● Stated problem: Filter the entries below, keeping every line that has the word "Output".

● Extracted data:
-- Start --
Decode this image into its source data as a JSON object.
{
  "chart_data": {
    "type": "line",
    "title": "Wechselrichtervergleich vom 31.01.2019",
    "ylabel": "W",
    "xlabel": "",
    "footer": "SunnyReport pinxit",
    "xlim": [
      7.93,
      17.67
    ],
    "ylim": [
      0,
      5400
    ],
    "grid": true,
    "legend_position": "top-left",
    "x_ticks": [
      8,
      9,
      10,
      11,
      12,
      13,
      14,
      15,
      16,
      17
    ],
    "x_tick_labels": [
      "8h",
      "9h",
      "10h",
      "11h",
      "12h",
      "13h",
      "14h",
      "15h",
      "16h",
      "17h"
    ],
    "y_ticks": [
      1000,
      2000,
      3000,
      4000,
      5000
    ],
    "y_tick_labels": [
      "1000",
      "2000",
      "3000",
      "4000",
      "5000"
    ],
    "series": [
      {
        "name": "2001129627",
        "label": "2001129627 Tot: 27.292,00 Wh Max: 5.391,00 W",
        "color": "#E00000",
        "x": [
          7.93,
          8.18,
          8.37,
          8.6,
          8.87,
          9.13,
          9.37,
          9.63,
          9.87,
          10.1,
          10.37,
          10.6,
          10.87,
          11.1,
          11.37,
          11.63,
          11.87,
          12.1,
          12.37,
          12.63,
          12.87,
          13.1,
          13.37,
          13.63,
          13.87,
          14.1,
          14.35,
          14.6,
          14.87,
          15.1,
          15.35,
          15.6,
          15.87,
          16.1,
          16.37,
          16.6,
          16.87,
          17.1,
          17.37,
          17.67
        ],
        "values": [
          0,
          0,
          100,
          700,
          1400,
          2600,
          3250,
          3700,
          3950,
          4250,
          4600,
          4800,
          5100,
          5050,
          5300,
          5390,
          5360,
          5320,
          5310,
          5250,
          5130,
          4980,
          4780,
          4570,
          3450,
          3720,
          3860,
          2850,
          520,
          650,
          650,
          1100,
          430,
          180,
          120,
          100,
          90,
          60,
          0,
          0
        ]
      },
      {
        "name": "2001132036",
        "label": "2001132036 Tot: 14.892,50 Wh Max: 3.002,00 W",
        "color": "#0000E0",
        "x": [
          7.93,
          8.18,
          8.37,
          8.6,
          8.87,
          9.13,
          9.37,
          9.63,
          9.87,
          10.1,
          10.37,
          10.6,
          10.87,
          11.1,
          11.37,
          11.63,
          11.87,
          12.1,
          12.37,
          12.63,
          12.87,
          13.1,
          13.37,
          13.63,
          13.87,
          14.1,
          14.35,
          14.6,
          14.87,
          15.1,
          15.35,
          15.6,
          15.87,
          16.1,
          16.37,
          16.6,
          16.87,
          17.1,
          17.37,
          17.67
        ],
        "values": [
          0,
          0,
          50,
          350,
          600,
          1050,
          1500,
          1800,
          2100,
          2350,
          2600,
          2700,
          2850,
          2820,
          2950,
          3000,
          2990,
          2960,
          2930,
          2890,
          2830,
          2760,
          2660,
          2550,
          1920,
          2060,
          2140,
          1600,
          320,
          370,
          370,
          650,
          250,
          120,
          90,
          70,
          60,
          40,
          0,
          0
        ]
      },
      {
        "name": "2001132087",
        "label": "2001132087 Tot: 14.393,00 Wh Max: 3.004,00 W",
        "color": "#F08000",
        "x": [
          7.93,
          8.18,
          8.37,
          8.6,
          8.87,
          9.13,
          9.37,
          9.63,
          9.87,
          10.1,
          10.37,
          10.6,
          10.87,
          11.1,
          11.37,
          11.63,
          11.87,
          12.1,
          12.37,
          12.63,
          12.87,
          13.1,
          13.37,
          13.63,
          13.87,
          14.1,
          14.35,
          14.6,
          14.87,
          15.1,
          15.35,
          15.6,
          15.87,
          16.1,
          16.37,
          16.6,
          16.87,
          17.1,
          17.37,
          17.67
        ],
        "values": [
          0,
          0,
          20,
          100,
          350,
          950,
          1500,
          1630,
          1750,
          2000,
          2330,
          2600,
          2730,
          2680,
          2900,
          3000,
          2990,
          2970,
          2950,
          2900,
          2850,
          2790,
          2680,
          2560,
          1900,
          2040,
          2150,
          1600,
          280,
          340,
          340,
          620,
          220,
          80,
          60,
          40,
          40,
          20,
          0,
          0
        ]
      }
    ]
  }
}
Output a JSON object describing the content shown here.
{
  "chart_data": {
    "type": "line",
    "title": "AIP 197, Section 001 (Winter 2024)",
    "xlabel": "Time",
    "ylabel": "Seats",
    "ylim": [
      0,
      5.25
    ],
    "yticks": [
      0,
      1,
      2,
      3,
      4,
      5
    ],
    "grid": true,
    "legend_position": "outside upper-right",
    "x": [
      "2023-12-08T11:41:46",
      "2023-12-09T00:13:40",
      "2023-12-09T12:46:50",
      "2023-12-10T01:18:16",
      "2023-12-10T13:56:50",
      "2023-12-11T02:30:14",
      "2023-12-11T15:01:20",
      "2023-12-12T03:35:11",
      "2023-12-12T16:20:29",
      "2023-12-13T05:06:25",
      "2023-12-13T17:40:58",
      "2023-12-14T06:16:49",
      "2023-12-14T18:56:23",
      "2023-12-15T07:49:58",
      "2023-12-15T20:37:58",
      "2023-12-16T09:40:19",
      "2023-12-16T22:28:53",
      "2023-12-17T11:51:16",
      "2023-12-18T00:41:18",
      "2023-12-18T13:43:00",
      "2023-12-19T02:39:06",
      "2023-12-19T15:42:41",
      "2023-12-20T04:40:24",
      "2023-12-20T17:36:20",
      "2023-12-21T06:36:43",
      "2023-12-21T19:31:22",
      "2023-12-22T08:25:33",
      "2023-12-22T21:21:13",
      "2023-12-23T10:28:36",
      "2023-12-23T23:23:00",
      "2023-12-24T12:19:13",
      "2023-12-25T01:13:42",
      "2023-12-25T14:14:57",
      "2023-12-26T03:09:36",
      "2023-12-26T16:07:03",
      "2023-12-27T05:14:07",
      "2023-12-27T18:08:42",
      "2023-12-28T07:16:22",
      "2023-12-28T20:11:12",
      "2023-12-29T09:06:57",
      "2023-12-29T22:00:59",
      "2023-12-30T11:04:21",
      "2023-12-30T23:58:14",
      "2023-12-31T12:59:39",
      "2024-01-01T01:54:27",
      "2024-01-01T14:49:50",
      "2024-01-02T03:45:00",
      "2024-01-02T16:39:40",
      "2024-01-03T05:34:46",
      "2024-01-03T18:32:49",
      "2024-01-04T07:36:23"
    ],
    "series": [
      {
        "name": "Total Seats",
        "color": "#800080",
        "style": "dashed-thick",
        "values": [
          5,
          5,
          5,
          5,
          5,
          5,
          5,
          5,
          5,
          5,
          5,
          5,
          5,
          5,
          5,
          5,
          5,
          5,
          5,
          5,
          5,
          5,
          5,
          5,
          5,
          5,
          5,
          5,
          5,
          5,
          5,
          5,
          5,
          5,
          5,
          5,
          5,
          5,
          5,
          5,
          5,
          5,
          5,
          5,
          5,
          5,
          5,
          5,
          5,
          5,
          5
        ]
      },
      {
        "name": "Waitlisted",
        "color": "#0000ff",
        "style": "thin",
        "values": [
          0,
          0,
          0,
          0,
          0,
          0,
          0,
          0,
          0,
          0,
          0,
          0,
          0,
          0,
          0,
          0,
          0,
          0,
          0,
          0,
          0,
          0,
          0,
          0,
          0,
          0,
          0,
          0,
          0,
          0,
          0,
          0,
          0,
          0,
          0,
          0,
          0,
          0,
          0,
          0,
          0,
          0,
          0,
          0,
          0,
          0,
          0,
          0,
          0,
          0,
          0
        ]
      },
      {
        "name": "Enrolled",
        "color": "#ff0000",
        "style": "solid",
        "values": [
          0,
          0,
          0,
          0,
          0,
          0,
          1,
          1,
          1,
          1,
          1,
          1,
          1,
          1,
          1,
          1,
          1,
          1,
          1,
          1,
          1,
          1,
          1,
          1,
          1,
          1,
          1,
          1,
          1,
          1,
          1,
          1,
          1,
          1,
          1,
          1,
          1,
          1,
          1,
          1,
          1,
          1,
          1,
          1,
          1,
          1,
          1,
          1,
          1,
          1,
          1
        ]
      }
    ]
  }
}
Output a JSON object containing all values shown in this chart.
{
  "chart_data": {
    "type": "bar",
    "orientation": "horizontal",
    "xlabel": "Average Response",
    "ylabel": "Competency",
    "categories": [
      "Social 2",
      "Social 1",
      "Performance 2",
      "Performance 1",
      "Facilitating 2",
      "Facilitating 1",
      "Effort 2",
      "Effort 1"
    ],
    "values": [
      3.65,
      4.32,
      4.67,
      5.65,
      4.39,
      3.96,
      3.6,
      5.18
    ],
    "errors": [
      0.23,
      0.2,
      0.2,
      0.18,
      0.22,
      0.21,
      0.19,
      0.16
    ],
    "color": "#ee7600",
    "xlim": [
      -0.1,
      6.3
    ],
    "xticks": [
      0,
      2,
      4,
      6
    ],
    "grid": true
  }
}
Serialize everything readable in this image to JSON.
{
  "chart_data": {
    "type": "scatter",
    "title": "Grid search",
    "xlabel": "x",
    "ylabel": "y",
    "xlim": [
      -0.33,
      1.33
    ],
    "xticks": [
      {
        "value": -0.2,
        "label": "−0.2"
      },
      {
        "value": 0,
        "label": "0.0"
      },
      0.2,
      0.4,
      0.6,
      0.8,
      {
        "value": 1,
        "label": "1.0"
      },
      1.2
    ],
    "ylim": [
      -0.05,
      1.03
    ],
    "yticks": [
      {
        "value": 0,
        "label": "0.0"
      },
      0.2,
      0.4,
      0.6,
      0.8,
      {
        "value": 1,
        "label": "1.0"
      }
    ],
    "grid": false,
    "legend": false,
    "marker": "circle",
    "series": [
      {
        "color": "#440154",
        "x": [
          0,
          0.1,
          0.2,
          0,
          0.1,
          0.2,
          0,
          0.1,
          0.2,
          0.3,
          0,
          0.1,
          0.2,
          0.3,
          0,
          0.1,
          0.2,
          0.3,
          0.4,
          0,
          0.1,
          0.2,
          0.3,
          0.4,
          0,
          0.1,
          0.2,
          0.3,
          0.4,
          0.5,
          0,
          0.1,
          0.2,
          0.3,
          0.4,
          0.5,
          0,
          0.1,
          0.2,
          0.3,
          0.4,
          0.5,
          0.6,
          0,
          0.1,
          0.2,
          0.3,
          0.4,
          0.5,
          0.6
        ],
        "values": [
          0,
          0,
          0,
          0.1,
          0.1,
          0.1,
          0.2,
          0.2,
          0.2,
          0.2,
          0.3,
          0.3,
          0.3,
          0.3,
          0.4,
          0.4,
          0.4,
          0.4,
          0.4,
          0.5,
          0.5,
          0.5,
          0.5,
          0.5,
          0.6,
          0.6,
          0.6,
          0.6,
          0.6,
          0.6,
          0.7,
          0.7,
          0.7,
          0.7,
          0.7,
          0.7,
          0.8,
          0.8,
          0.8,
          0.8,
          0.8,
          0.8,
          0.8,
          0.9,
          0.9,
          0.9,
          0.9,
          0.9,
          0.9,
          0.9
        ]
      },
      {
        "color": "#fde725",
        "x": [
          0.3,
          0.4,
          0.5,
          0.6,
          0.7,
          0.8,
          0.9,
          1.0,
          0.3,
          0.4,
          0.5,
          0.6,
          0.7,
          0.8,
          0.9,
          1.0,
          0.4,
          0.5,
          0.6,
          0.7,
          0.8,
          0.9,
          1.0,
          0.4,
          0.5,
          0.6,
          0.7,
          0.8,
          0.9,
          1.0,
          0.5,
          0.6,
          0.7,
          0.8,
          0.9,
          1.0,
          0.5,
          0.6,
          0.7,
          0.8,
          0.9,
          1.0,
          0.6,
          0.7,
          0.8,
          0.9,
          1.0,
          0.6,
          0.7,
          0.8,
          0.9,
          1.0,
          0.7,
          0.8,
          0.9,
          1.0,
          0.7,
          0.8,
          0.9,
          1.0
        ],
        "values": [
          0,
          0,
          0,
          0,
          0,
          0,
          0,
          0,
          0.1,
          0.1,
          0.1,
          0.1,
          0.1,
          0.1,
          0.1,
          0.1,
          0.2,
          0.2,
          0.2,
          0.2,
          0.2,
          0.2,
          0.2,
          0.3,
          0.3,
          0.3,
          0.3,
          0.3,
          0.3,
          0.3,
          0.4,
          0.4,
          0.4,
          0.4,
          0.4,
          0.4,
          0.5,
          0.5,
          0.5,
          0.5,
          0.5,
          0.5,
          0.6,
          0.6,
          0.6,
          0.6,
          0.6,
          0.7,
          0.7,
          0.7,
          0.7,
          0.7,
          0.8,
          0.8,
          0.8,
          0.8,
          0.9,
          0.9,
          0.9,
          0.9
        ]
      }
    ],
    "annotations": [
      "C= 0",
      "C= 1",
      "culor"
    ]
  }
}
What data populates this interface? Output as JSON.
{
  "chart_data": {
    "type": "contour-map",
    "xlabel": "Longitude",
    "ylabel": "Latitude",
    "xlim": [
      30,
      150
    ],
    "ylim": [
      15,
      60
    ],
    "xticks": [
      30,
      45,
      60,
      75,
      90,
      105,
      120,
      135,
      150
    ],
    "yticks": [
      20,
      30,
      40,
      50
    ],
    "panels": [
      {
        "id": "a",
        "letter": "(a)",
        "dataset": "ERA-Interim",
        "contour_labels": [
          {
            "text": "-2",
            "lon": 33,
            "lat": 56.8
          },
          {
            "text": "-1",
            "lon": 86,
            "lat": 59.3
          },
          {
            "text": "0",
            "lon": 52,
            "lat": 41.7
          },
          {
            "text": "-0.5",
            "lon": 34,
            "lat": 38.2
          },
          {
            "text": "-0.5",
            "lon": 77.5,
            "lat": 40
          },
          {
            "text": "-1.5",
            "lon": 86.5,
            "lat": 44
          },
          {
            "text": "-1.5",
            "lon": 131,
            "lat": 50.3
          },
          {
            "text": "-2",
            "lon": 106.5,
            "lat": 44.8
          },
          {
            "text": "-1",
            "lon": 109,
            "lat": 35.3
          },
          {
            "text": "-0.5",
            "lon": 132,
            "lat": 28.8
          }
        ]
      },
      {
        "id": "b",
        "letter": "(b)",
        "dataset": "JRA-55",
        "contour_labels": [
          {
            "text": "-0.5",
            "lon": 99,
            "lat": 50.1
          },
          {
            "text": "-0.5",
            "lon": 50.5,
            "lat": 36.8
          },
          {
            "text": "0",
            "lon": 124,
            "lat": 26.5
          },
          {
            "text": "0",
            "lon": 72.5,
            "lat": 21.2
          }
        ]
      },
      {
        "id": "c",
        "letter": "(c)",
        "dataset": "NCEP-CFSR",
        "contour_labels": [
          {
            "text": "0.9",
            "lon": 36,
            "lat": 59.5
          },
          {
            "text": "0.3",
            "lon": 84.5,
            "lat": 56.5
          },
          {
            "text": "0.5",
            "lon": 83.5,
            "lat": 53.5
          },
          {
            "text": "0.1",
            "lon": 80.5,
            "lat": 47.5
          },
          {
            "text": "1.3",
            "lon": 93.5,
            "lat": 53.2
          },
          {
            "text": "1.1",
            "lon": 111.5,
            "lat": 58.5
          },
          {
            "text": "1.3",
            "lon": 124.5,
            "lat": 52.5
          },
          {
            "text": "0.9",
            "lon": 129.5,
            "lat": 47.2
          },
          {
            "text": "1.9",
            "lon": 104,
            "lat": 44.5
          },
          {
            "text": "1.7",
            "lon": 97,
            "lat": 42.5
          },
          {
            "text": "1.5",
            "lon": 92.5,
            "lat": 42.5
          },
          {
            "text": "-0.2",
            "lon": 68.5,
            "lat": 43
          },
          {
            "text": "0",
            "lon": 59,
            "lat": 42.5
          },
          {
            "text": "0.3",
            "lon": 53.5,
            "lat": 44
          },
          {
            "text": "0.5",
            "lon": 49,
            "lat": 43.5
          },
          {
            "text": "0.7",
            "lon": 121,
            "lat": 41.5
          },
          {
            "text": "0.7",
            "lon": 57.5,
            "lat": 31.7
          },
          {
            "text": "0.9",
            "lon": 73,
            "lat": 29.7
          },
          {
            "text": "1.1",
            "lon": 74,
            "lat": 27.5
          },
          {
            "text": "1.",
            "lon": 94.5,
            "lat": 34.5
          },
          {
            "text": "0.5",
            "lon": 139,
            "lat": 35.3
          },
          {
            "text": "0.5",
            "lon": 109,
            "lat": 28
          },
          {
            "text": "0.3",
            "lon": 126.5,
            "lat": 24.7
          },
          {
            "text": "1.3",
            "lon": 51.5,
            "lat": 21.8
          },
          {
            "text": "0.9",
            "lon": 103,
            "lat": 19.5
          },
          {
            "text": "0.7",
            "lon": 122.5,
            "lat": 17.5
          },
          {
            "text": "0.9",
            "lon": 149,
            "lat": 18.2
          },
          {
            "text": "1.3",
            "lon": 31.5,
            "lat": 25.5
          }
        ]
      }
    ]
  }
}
-- End --
● Exercise solution:
Output a JSON object describing the content shown here.
Output a JSON object containing all values shown in this chart.
What data populates this interface? Output as JSON.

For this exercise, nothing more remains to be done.